- **Stated goal**
Could you write out the records below exactly as they appear?
* start Dataset *
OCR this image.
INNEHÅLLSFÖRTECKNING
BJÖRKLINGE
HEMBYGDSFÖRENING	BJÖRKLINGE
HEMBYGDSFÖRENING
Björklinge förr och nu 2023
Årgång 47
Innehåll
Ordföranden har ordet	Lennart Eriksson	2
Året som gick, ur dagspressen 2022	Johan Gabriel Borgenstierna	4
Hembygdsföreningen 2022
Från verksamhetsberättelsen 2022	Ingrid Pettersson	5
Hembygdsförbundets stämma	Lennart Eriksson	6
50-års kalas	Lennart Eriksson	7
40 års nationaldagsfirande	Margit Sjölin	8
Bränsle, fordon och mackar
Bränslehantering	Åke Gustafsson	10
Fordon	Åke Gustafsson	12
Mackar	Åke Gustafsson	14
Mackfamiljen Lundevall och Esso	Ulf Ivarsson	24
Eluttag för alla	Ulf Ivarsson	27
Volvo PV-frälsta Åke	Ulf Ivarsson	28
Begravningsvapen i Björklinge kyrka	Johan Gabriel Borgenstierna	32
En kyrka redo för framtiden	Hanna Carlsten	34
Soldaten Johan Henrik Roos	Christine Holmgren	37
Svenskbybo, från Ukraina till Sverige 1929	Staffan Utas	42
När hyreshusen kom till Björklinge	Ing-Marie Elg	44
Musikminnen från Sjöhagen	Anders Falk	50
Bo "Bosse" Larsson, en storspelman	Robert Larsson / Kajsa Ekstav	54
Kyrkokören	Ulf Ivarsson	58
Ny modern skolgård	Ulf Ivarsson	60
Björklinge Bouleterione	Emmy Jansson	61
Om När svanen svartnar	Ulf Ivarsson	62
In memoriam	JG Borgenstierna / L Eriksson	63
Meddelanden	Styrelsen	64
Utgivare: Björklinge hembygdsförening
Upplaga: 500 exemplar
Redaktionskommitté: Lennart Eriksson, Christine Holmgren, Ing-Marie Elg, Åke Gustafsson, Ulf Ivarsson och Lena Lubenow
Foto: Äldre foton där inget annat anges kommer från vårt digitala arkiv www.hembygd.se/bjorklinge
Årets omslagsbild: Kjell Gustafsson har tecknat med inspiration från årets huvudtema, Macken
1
* end Dataset *
- **Solved problem**
OCR this image.
INNEHÅLLSFÖRTECKNING
BJÖRKLINGE
HEMBYGDSFÖRENING	BJÖRKLINGE
HEMBYGDSFÖRENING
Björklinge förr och nu 2023
Årgång 47
Innehåll
Ordföranden har ordet	Lennart Eriksson	2
Året som gick, ur dagspressen 2022	Johan Gabriel Borgenstierna	4
Hembygdsföreningen 2022
Från verksamhetsberättelsen 2022	Ingrid Pettersson	5
Hembygdsförbundets stämma	Lennart Eriksson	6
50-års kalas	Lennart Eriksson	7
40 års nationaldagsfirande	Margit Sjölin	8
Bränsle, fordon och mackar
Bränslehantering	Åke Gustafsson	10
Fordon	Åke Gustafsson	12
Mackar	Åke Gustafsson	14
Mackfamiljen Lundevall och Esso	Ulf Ivarsson	24
Eluttag för alla	Ulf Ivarsson	27
Volvo PV-frälsta Åke	Ulf Ivarsson	28
Begravningsvapen i Björklinge kyrka	Johan Gabriel Borgenstierna	32
En kyrka redo för framtiden	Hanna Carlsten	34
Soldaten Johan Henrik Roos	Christine Holmgren	37
Svenskbybo, från Ukraina till Sverige 1929	Staffan Utas	42
När hyreshusen kom till Björklinge	Ing-Marie Elg	44
Musikminnen från Sjöhagen	Anders Falk	50
Bo "Bosse" Larsson, en storspelman	Robert Larsson / Kajsa Ekstav	54
Kyrkokören	Ulf Ivarsson	58
Ny modern skolgård	Ulf Ivarsson	60
Björklinge Bouleterione	Emmy Jansson	61
Om När svanen svartnar	Ulf Ivarsson	62
In memoriam	JG Borgenstierna / L Eriksson	63
Meddelanden	Styrelsen	64
Utgivare: Björklinge hembygdsförening
Upplaga: 500 exemplar
Redaktionskommitté: Lennart Eriksson, Christine Holmgren, Ing-Marie Elg, Åke Gustafsson, Ulf Ivarsson och Lena Lubenow
Foto: Äldre foton där inget annat anges kommer från vårt digitala arkiv www.hembygd.se/bjorklinge
Årets omslagsbild: Kjell Gustafsson har tecknat med inspiration från årets huvudtema, Macken
1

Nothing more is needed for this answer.